> What to work on
Take the material and output all of it exactly.

Stored data:
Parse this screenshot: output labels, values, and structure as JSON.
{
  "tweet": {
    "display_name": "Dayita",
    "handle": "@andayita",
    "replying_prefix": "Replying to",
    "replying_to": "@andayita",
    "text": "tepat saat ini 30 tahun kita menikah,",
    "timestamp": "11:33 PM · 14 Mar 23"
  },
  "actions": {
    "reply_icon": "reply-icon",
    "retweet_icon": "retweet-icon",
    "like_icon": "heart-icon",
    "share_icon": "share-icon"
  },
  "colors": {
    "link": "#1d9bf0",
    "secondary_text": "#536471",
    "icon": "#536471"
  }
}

> The result
Parse this screenshot: output labels, values, and structure as JSON.
{
  "tweet": {
    "display_name": "Dayita",
    "handle": "@andayita",
    "replying_prefix": "Replying to",
    "replying_to": "@andayita",
    "text": "tepat saat ini 30 tahun kita menikah,",
    "timestamp": "11:33 PM · 14 Mar 23"
  },
  "actions": {
    "reply_icon": "reply-icon",
    "retweet_icon": "retweet-icon",
    "like_icon": "heart-icon",
    "share_icon": "share-icon"
  },
  "colors": {
    "link": "#1d9bf0",
    "secondary_text": "#536471",
    "icon": "#536471"
  }
}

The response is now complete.